_What you are asked to do_: Can you output the material exactly as written, minus any pictures it holds?

┌─ Records to process

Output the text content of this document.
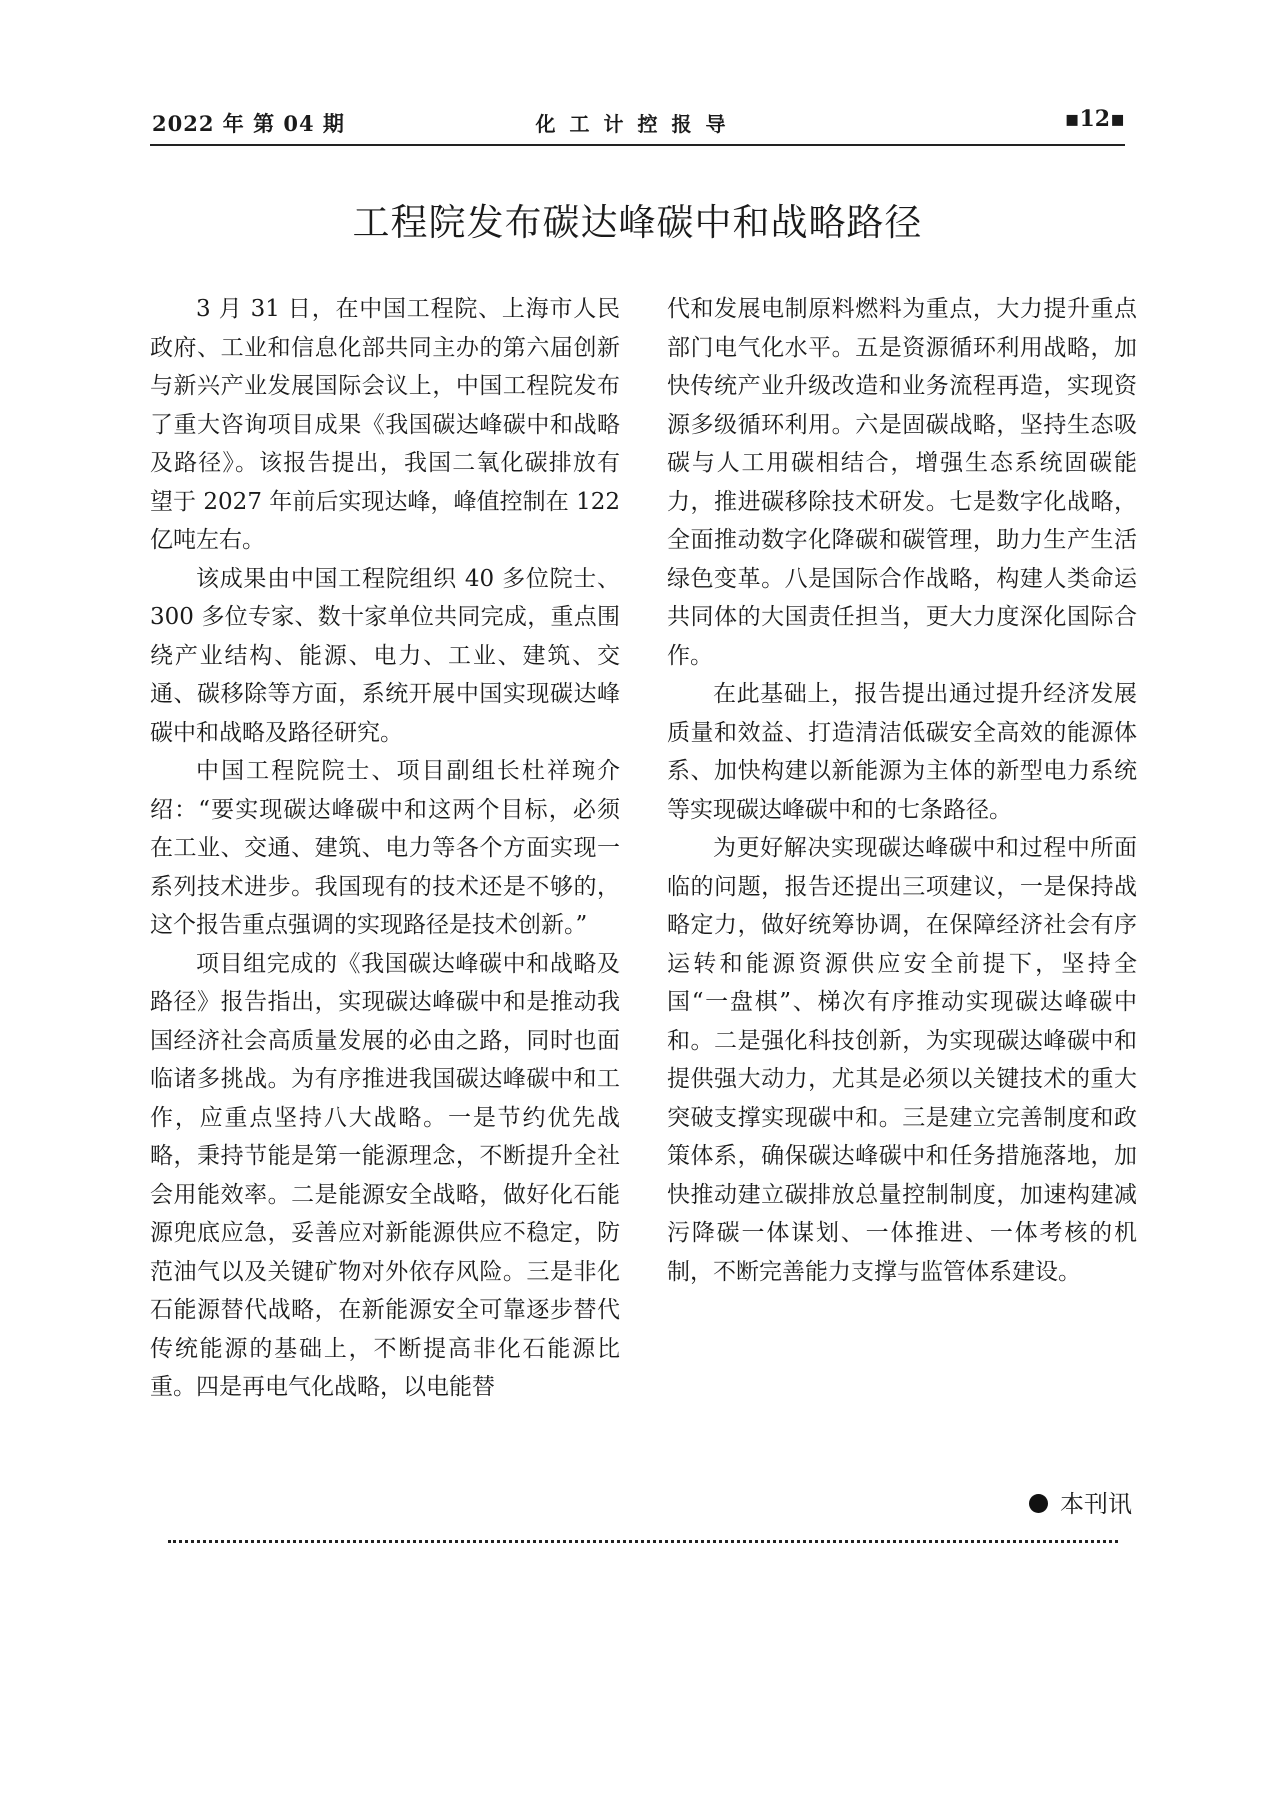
2022 年 第 04 期	化工计控报导	▪12▪
工程院发布碳达峰碳中和战略路径

3 月 31 日，在中国工程院、上海市人民政府、工业和信息化部共同主办的第六届创新与新兴产业发展国际会议上，中国工程院发布了重大咨询项目成果《我国碳达峰碳中和战略及路径》。该报告提出，我国二氧化碳排放有望于 2027 年前后实现达峰，峰值控制在 122 亿吨左右。

该成果由中国工程院组织 40 多位院士、300 多位专家、数十家单位共同完成，重点围绕产业结构、能源、电力、工业、建筑、交通、碳移除等方面，系统开展中国实现碳达峰碳中和战略及路径研究。

中国工程院院士、项目副组长杜祥琬介绍：“要实现碳达峰碳中和这两个目标，必须在工业、交通、建筑、电力等各个方面实现一系列技术进步。我国现有的技术还是不够的，这个报告重点强调的实现路径是技术创新。”

项目组完成的《我国碳达峰碳中和战略及路径》报告指出，实现碳达峰碳中和是推动我国经济社会高质量发展的必由之路，同时也面临诸多挑战。为有序推进我国碳达峰碳中和工作，应重点坚持八大战略。一是节约优先战略，秉持节能是第一能源理念，不断提升全社会用能效率。二是能源安全战略，做好化石能源兜底应急，妥善应对新能源供应不稳定，防范油气以及关键矿物对外依存风险。三是非化石能源替代战略，在新能源安全可靠逐步替代传统能源的基础上，不断提高非化石能源比重。四是再电气化战略，以电能替

代和发展电制原料燃料为重点，大力提升重点部门电气化水平。五是资源循环利用战略，加快传统产业升级改造和业务流程再造，实现资源多级循环利用。六是固碳战略，坚持生态吸碳与人工用碳相结合，增强生态系统固碳能力，推进碳移除技术研发。七是数字化战略，全面推动数字化降碳和碳管理，助力生产生活绿色变革。八是国际合作战略，构建人类命运共同体的大国责任担当，更大力度深化国际合作。

在此基础上，报告提出通过提升经济发展质量和效益、打造清洁低碳安全高效的能源体系、加快构建以新能源为主体的新型电力系统等实现碳达峰碳中和的七条路径。

为更好解决实现碳达峰碳中和过程中所面临的问题，报告还提出三项建议，一是保持战略定力，做好统筹协调，在保障经济社会有序运转和能源资源供应安全前提下，坚持全国“一盘棋”、梯次有序推动实现碳达峰碳中和。二是强化科技创新，为实现碳达峰碳中和提供强大动力，尤其是必须以关键技术的重大突破支撑实现碳中和。三是建立完善制度和政策体系，确保碳达峰碳中和任务措施落地，加快推动建立碳排放总量控制制度，加速构建减污降碳一体谋划、一体推进、一体考核的机制，不断完善能力支撑与监管体系建设。

本刊讯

└─

_Response to this exercise_:
Output the text content of this document.
2022 年 第 04 期	化工计控报导	▪12▪
工程院发布碳达峰碳中和战略路径

3 月 31 日，在中国工程院、上海市人民政府、工业和信息化部共同主办的第六届创新与新兴产业发展国际会议上，中国工程院发布了重大咨询项目成果《我国碳达峰碳中和战略及路径》。该报告提出，我国二氧化碳排放有望于 2027 年前后实现达峰，峰值控制在 122 亿吨左右。

该成果由中国工程院组织 40 多位院士、300 多位专家、数十家单位共同完成，重点围绕产业结构、能源、电力、工业、建筑、交通、碳移除等方面，系统开展中国实现碳达峰碳中和战略及路径研究。

中国工程院院士、项目副组长杜祥琬介绍：“要实现碳达峰碳中和这两个目标，必须在工业、交通、建筑、电力等各个方面实现一系列技术进步。我国现有的技术还是不够的，这个报告重点强调的实现路径是技术创新。”

项目组完成的《我国碳达峰碳中和战略及路径》报告指出，实现碳达峰碳中和是推动我国经济社会高质量发展的必由之路，同时也面临诸多挑战。为有序推进我国碳达峰碳中和工作，应重点坚持八大战略。一是节约优先战略，秉持节能是第一能源理念，不断提升全社会用能效率。二是能源安全战略，做好化石能源兜底应急，妥善应对新能源供应不稳定，防范油气以及关键矿物对外依存风险。三是非化石能源替代战略，在新能源安全可靠逐步替代传统能源的基础上，不断提高非化石能源比重。四是再电气化战略，以电能替

代和发展电制原料燃料为重点，大力提升重点部门电气化水平。五是资源循环利用战略，加快传统产业升级改造和业务流程再造，实现资源多级循环利用。六是固碳战略，坚持生态吸碳与人工用碳相结合，增强生态系统固碳能力，推进碳移除技术研发。七是数字化战略，全面推动数字化降碳和碳管理，助力生产生活绿色变革。八是国际合作战略，构建人类命运共同体的大国责任担当，更大力度深化国际合作。

在此基础上，报告提出通过提升经济发展质量和效益、打造清洁低碳安全高效的能源体系、加快构建以新能源为主体的新型电力系统等实现碳达峰碳中和的七条路径。

为更好解决实现碳达峰碳中和过程中所面临的问题，报告还提出三项建议，一是保持战略定力，做好统筹协调，在保障经济社会有序运转和能源资源供应安全前提下，坚持全国“一盘棋”、梯次有序推动实现碳达峰碳中和。二是强化科技创新，为实现碳达峰碳中和提供强大动力，尤其是必须以关键技术的重大突破支撑实现碳中和。三是建立完善制度和政策体系，确保碳达峰碳中和任务措施落地，加快推动建立碳排放总量控制制度，加速构建减污降碳一体谋划、一体推进、一体考核的机制，不断完善能力支撑与监管体系建设。

本刊讯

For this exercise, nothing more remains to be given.